> **Exercise directions**:
Report back each line of the records that contains the string "POINTS".

Stored items from a collection:
^^^^
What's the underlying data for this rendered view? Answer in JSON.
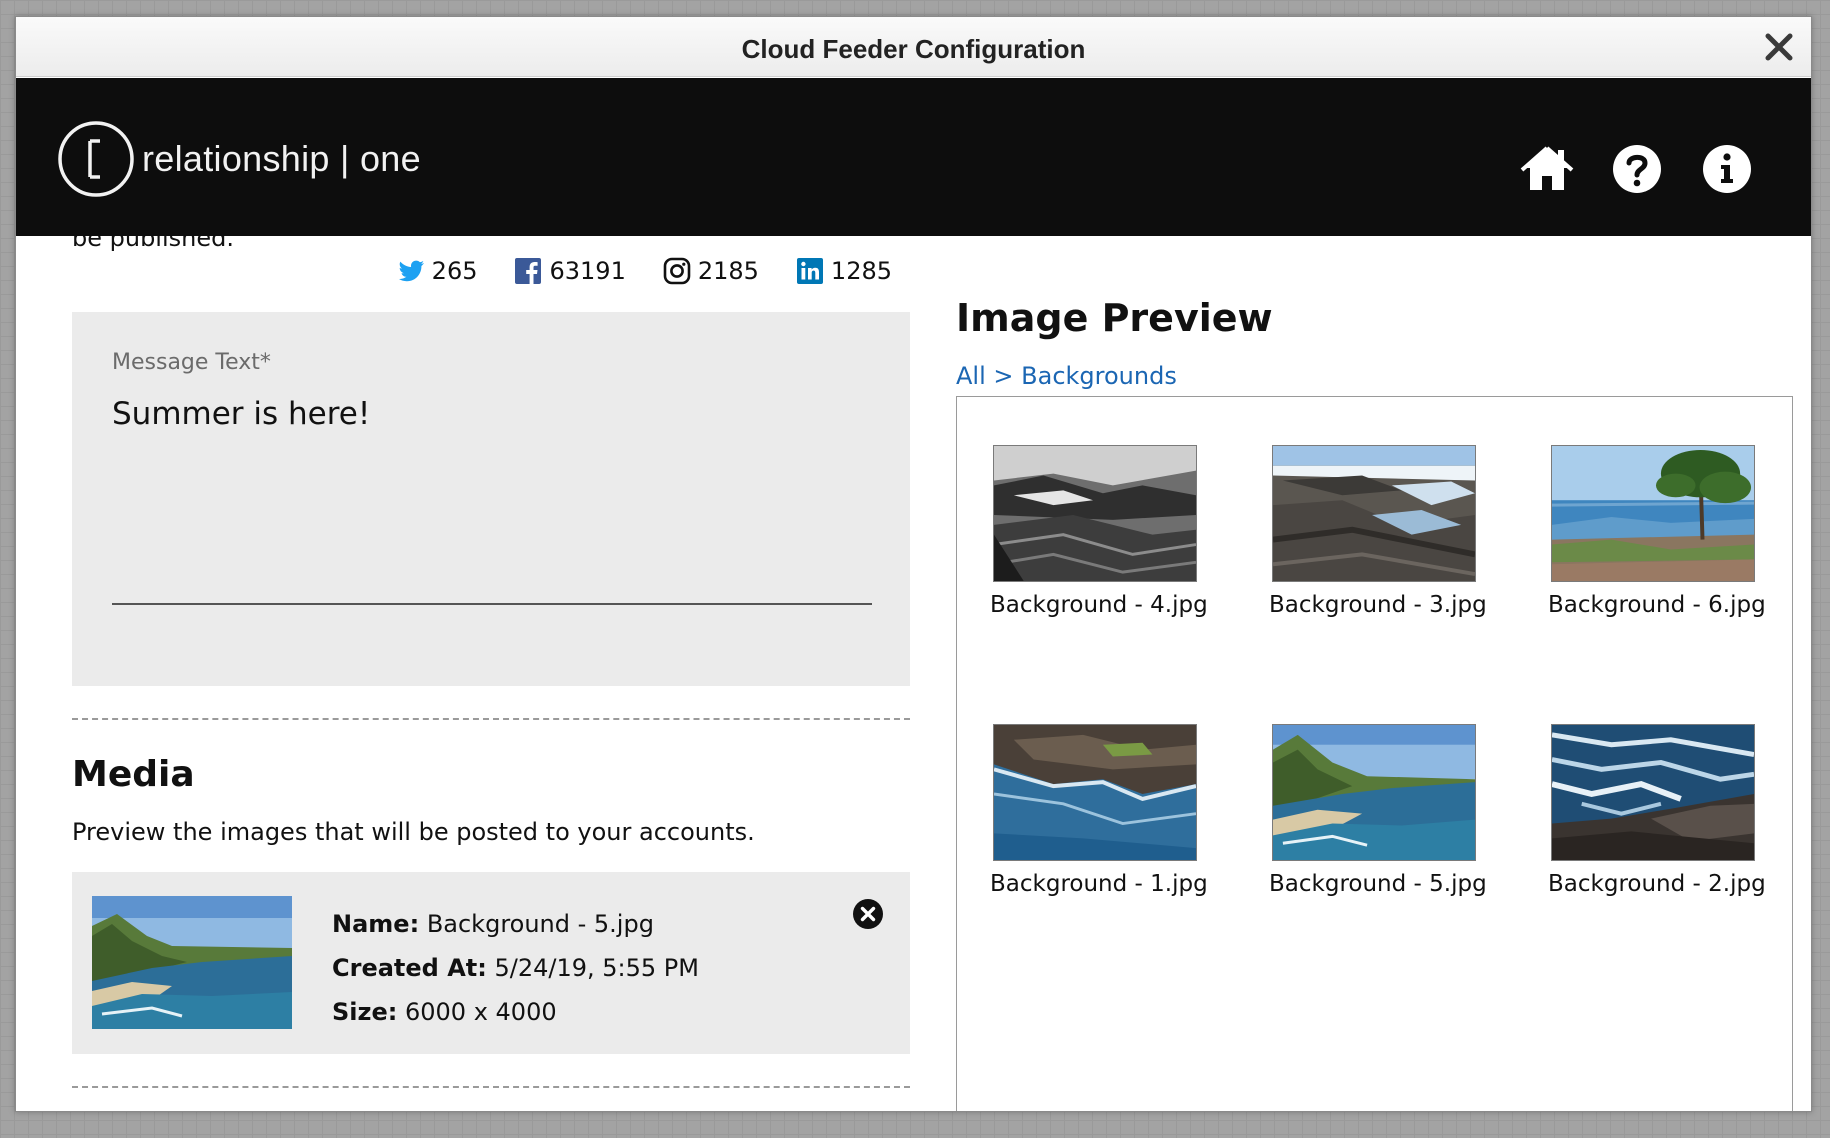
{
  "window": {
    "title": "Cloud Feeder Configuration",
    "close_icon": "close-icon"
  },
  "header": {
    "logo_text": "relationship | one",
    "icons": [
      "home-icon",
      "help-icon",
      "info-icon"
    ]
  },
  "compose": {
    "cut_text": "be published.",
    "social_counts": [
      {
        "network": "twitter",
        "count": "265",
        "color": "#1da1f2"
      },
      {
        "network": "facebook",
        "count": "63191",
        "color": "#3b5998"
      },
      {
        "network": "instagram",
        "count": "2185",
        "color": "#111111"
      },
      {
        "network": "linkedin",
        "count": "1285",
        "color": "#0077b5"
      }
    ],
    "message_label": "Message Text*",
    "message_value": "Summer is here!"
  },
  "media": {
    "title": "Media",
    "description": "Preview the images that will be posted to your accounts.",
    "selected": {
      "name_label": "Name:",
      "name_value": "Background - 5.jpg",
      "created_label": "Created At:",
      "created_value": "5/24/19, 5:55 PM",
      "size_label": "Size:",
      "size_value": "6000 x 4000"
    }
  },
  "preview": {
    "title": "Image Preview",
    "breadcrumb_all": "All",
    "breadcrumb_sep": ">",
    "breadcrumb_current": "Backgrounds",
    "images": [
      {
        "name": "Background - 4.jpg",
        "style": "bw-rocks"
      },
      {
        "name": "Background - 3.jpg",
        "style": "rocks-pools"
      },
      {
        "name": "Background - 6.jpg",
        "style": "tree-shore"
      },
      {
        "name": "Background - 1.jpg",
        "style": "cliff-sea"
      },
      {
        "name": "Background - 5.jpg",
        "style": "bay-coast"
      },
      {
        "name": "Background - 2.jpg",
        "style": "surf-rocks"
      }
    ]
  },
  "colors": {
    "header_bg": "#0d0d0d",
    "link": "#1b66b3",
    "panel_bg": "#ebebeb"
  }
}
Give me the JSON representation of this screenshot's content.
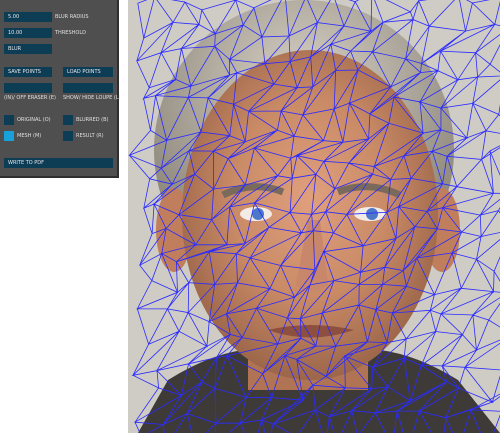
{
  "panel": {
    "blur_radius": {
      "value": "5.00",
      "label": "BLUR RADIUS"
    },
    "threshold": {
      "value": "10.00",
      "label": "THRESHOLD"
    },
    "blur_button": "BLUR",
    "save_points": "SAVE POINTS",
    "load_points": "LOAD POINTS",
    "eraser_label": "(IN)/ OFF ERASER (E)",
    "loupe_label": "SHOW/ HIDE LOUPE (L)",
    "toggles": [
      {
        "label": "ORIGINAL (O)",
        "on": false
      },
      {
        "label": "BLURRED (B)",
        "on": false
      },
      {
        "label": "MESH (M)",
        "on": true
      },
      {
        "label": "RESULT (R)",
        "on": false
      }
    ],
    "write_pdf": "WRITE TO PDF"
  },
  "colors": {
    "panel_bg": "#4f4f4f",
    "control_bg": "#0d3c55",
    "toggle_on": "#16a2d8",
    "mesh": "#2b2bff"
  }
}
^^^^
> **Written reply**:
    "save_points": "SAVE POINTS",
    "load_points": "LOAD POINTS",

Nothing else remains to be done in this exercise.